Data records
- - - -

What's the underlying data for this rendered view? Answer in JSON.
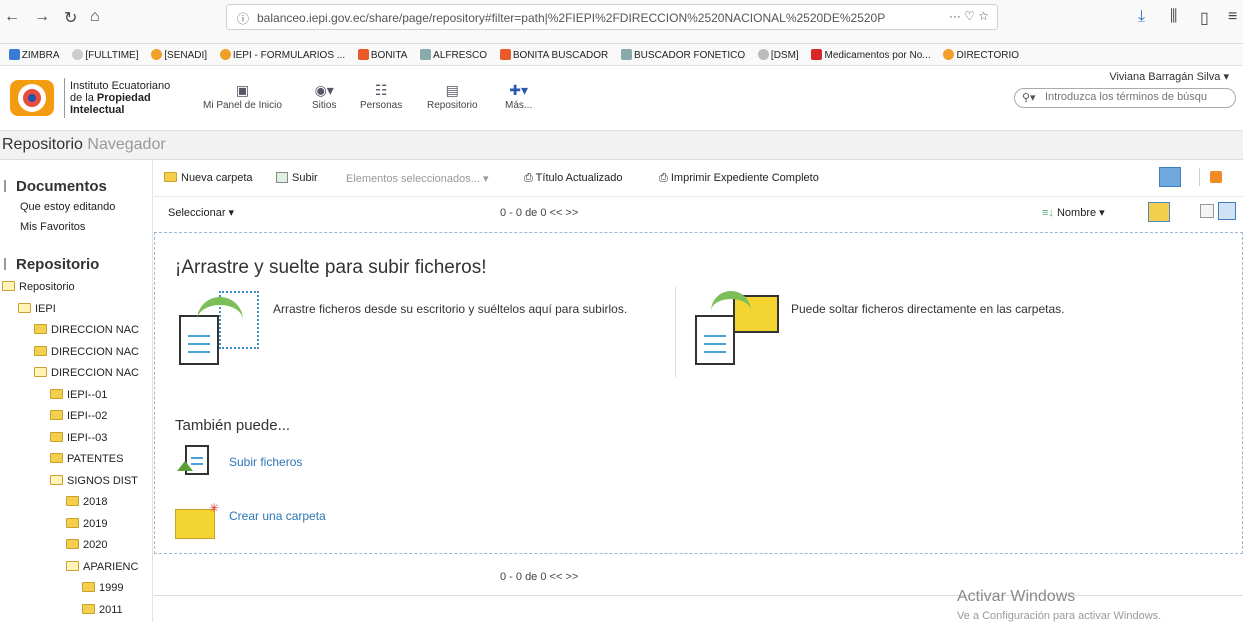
{
  "browser": {
    "url": "balanceo.iepi.gov.ec/share/page/repository#filter=path|%2FIEPI%2FDIRECCION%2520NACIONAL%2520DE%2520P",
    "bookmarks": [
      "ZIMBRA",
      "[FULLTIME]",
      "[SENADI]",
      "IEPI - FORMULARIOS ...",
      "BONITA",
      "ALFRESCO",
      "BONITA BUSCADOR",
      "BUSCADOR FONETICO",
      "[DSM]",
      "Medicamentos por No...",
      "DIRECTORIO"
    ]
  },
  "header": {
    "logo_line1": "Instituto Ecuatoriano",
    "logo_line2": "de la",
    "logo_line2b": "Propiedad",
    "logo_line3": "Intelectual",
    "nav": [
      "Mi Panel de Inicio",
      "Sitios",
      "Personas",
      "Repositorio",
      "Más..."
    ],
    "user": "Viviana Barragán Silva ▾",
    "search_placeholder": "Introduzca los términos de búsqu"
  },
  "title_bar": {
    "main": "Repositorio",
    "sub": "Navegador"
  },
  "sidebar": {
    "documents_heading": "Documentos",
    "documents_links": [
      "Que estoy editando",
      "Mis Favoritos"
    ],
    "repo_heading": "Repositorio",
    "tree": [
      {
        "label": "Repositorio",
        "depth": 0,
        "open": true
      },
      {
        "label": "IEPI",
        "depth": 1,
        "open": true
      },
      {
        "label": "DIRECCION NAC",
        "depth": 2,
        "open": false
      },
      {
        "label": "DIRECCION NAC",
        "depth": 2,
        "open": false
      },
      {
        "label": "DIRECCION NAC",
        "depth": 2,
        "open": true
      },
      {
        "label": "IEPI--01",
        "depth": 3,
        "open": false
      },
      {
        "label": "IEPI--02",
        "depth": 3,
        "open": false
      },
      {
        "label": "IEPI--03",
        "depth": 3,
        "open": false
      },
      {
        "label": "PATENTES",
        "depth": 3,
        "open": false
      },
      {
        "label": "SIGNOS DIST",
        "depth": 3,
        "open": true
      },
      {
        "label": "2018",
        "depth": 4,
        "open": false
      },
      {
        "label": "2019",
        "depth": 4,
        "open": false
      },
      {
        "label": "2020",
        "depth": 4,
        "open": false
      },
      {
        "label": "APARIENC",
        "depth": 4,
        "open": true
      },
      {
        "label": "1999",
        "depth": 5,
        "open": false
      },
      {
        "label": "2011",
        "depth": 5,
        "open": false
      }
    ]
  },
  "toolbar": {
    "new_folder": "Nueva carpeta",
    "upload": "Subir",
    "selected": "Elementos seleccionados... ▾",
    "title_updated": "Título Actualizado",
    "print_full": "Imprimir Expediente Completo",
    "select": "Seleccionar ▾",
    "pager": "0 - 0 de 0    <<    >>",
    "sort": "Nombre ▾"
  },
  "dropzone": {
    "title": "¡Arrastre y suelte para subir ficheros!",
    "desktop_text": "Arrastre ficheros desde su escritorio y suéltelos aquí para subirlos.",
    "folder_text": "Puede soltar ficheros directamente en las carpetas.",
    "also": "También puede...",
    "upload_link": "Subir ficheros",
    "create_link": "Crear una carpeta"
  },
  "pager_bottom": "0 - 0 de 0    <<    >>",
  "watermark": {
    "line1": "Activar Windows",
    "line2": "Ve a Configuración para activar Windows."
  }
}
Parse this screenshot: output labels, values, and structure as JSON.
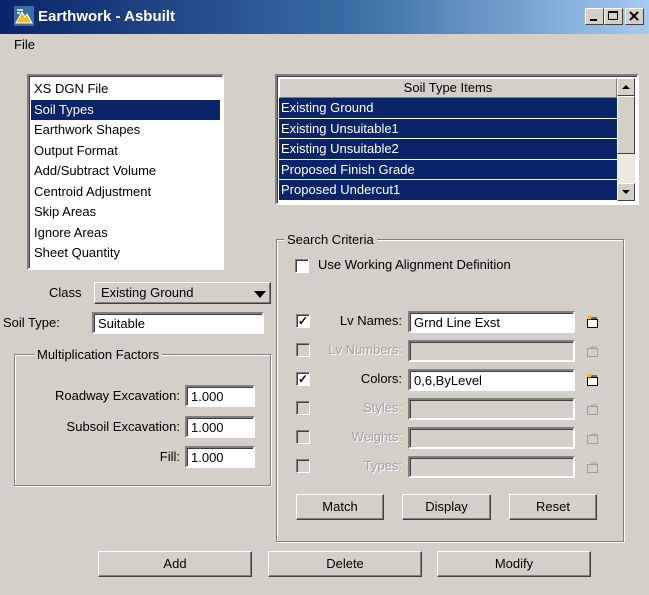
{
  "window": {
    "title": "Earthwork - Asbuilt"
  },
  "menu": {
    "file_label": "File"
  },
  "nav_list": {
    "items": [
      "XS DGN File",
      "Soil Types",
      "Earthwork Shapes",
      "Output Format",
      "Add/Subtract Volume",
      "Centroid Adjustment",
      "Skip Areas",
      "Ignore Areas",
      "Sheet Quantity"
    ],
    "selected_index": 1
  },
  "soil_items": {
    "header": "Soil Type Items",
    "rows": [
      "Existing Ground",
      "Existing Unsuitable1",
      "Existing Unsuitable2",
      "Proposed Finish Grade",
      "Proposed Undercut1"
    ]
  },
  "class_field": {
    "label": "Class",
    "value": "Existing Ground"
  },
  "soil_type": {
    "label": "Soil Type:",
    "value": "Suitable"
  },
  "multiplication": {
    "title": "Multiplication Factors",
    "roadway_label": "Roadway Excavation:",
    "roadway_value": "1.000",
    "subsoil_label": "Subsoil Excavation:",
    "subsoil_value": "1.000",
    "fill_label": "Fill:",
    "fill_value": "1.000"
  },
  "search": {
    "title": "Search Criteria",
    "use_alignment_label": "Use Working Alignment Definition",
    "use_alignment_checked": false,
    "rows": {
      "lv_names": {
        "label": "Lv Names:",
        "value": "Grnd Line Exst",
        "checked": true,
        "enabled": true
      },
      "lv_numbers": {
        "label": "Lv Numbers:",
        "value": "",
        "checked": false,
        "enabled": false
      },
      "colors": {
        "label": "Colors:",
        "value": "0,6,ByLevel",
        "checked": true,
        "enabled": true
      },
      "styles": {
        "label": "Styles:",
        "value": "",
        "checked": false,
        "enabled": false
      },
      "weights": {
        "label": "Weights:",
        "value": "",
        "checked": false,
        "enabled": false
      },
      "types": {
        "label": "Types:",
        "value": "",
        "checked": false,
        "enabled": false
      }
    },
    "match_label": "Match",
    "display_label": "Display",
    "reset_label": "Reset"
  },
  "actions": {
    "add_label": "Add",
    "delete_label": "Delete",
    "modify_label": "Modify"
  },
  "colors": {
    "selection": "#0a246a",
    "title_start": "#0a246a",
    "title_end": "#a6caf0",
    "face": "#d4d0c8"
  },
  "icons": {
    "app": "earthwork-app-icon",
    "pick": "folder-pick-icon"
  }
}
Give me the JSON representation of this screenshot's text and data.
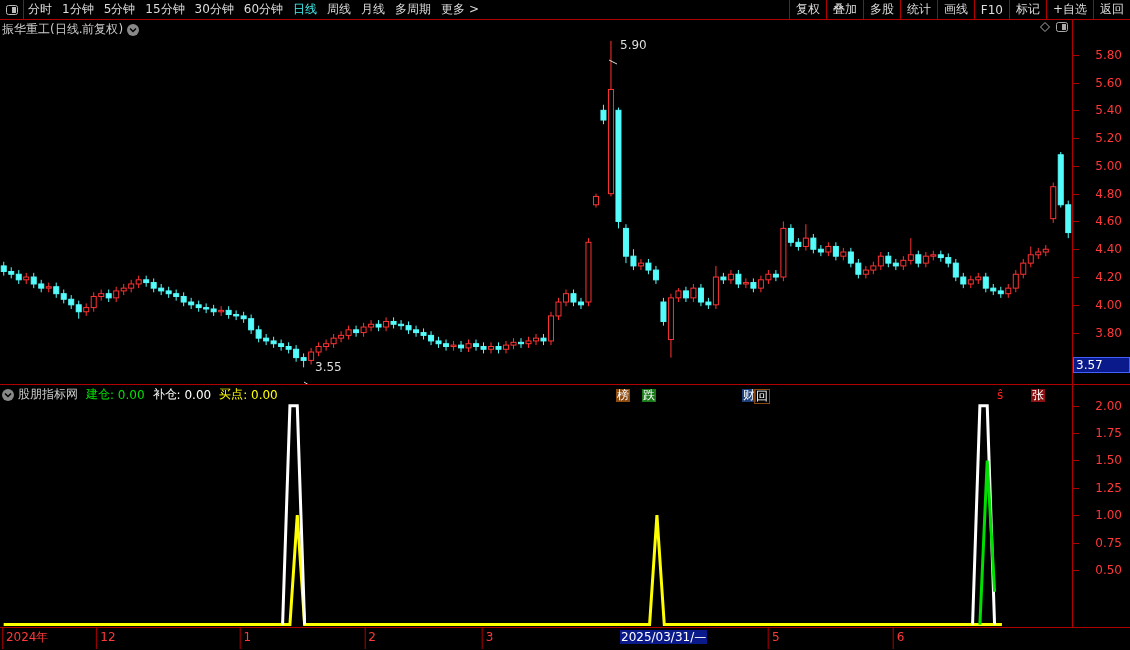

- - - -

Work to complete
Print the complete listing exactly, apart from any pictures.

Problem solution
What's the underlying data for this rendered view? Answer in JSON.
{
  "browser": {
    "url": "balanceo.iepi.gov.ec/share/page/repository#filter=path|%2FIEPI%2FDIRECCION%2520NACIONAL%2520DE%2520P",
    "bookmarks": [
      "ZIMBRA",
      "[FULLTIME]",
      "[SENADI]",
      "IEPI - FORMULARIOS ...",
      "BONITA",
      "ALFRESCO",
      "BONITA BUSCADOR",
      "BUSCADOR FONETICO",
      "[DSM]",
      "Medicamentos por No...",
      "DIRECTORIO"
    ]
  },
  "header": {
    "logo_line1": "Instituto Ecuatoriano",
    "logo_line2": "de la",
    "logo_line2b": "Propiedad",
    "logo_line3": "Intelectual",
    "nav": [
      "Mi Panel de Inicio",
      "Sitios",
      "Personas",
      "Repositorio",
      "Más..."
    ],
    "user": "Viviana Barragán Silva ▾",
    "search_placeholder": "Introduzca los términos de búsqu"
  },
  "title_bar": {
    "main": "Repositorio",
    "sub": "Navegador"
  },
  "sidebar": {
    "documents_heading": "Documentos",
    "documents_links": [
      "Que estoy editando",
      "Mis Favoritos"
    ],
    "repo_heading": "Repositorio",
    "tree": [
      {
        "label": "Repositorio",
        "depth": 0,
        "open": true
      },
      {
        "label": "IEPI",
        "depth": 1,
        "open": true
      },
      {
        "label": "DIRECCION NAC",
        "depth": 2,
        "open": false
      },
      {
        "label": "DIRECCION NAC",
        "depth": 2,
        "open": false
      },
      {
        "label": "DIRECCION NAC",
        "depth": 2,
        "open": true
      },
      {
        "label": "IEPI--01",
        "depth": 3,
        "open": false
      },
      {
        "label": "IEPI--02",
        "depth": 3,
        "open": false
      },
      {
        "label": "IEPI--03",
        "depth": 3,
        "open": false
      },
      {
        "label": "PATENTES",
        "depth": 3,
        "open": false
      },
      {
        "label": "SIGNOS DIST",
        "depth": 3,
        "open": true
      },
      {
        "label": "2018",
        "depth": 4,
        "open": false
      },
      {
        "label": "2019",
        "depth": 4,
        "open": false
      },
      {
        "label": "2020",
        "depth": 4,
        "open": false
      },
      {
        "label": "APARIENC",
        "depth": 4,
        "open": true
      },
      {
        "label": "1999",
        "depth": 5,
        "open": false
      },
      {
        "label": "2011",
        "depth": 5,
        "open": false
      }
    ]
  },
  "toolbar": {
    "new_folder": "Nueva carpeta",
    "upload": "Subir",
    "selected": "Elementos seleccionados... ▾",
    "title_updated": "Título Actualizado",
    "print_full": "Imprimir Expediente Completo",
    "select": "Seleccionar ▾",
    "pager": "0 - 0 de 0    <<    >>",
    "sort": "Nombre ▾"
  },
  "dropzone": {
    "title": "¡Arrastre y suelte para subir ficheros!",
    "desktop_text": "Arrastre ficheros desde su escritorio y suéltelos aquí para subirlos.",
    "folder_text": "Puede soltar ficheros directamente en las carpetas.",
    "also": "También puede...",
    "upload_link": "Subir ficheros",
    "create_link": "Crear una carpeta"
  },
  "pager_bottom": "0 - 0 de 0    <<    >>",
  "watermark": {
    "line1": "Activar Windows",
    "line2": "Ve a Configuración para activar Windows."
  }
}
Parse this screenshot: output labels, values, and structure as JSON.
{
  "window": {
    "title": "Earthwork - Asbuilt"
  },
  "menu": {
    "file_label": "File"
  },
  "nav_list": {
    "items": [
      "XS DGN File",
      "Soil Types",
      "Earthwork Shapes",
      "Output Format",
      "Add/Subtract Volume",
      "Centroid Adjustment",
      "Skip Areas",
      "Ignore Areas",
      "Sheet Quantity"
    ],
    "selected_index": 1
  },
  "soil_items": {
    "header": "Soil Type Items",
    "rows": [
      "Existing Ground",
      "Existing Unsuitable1",
      "Existing Unsuitable2",
      "Proposed Finish Grade",
      "Proposed Undercut1"
    ]
  },
  "class_field": {
    "label": "Class",
    "value": "Existing Ground"
  },
  "soil_type": {
    "label": "Soil Type:",
    "value": "Suitable"
  },
  "multiplication": {
    "title": "Multiplication Factors",
    "roadway_label": "Roadway Excavation:",
    "roadway_value": "1.000",
    "subsoil_label": "Subsoil Excavation:",
    "subsoil_value": "1.000",
    "fill_label": "Fill:",
    "fill_value": "1.000"
  },
  "search": {
    "title": "Search Criteria",
    "use_alignment_label": "Use Working Alignment Definition",
    "use_alignment_checked": false,
    "rows": {
      "lv_names": {
        "label": "Lv Names:",
        "value": "Grnd Line Exst",
        "checked": true,
        "enabled": true
      },
      "lv_numbers": {
        "label": "Lv Numbers:",
        "value": "",
        "checked": false,
        "enabled": false
      },
      "colors": {
        "label": "Colors:",
        "value": "0,6,ByLevel",
        "checked": true,
        "enabled": true
      },
      "styles": {
        "label": "Styles:",
        "value": "",
        "checked": false,
        "enabled": false
      },
      "weights": {
        "label": "Weights:",
        "value": "",
        "checked": false,
        "enabled": false
      },
      "types": {
        "label": "Types:",
        "value": "",
        "checked": false,
        "enabled": false
      }
    },
    "match_label": "Match",
    "display_label": "Display",
    "reset_label": "Reset"
  },
  "actions": {
    "add_label": "Add",
    "delete_label": "Delete",
    "modify_label": "Modify"
  },
  "colors": {
    "selection": "#0a246a",
    "title_start": "#0a246a",
    "title_end": "#a6caf0",
    "face": "#d4d0c8"
  },
  "icons": {
    "app": "earthwork-app-icon",
    "pick": "folder-pick-icon"
  }
}
Give me the JSON representation of this screenshot's text and data.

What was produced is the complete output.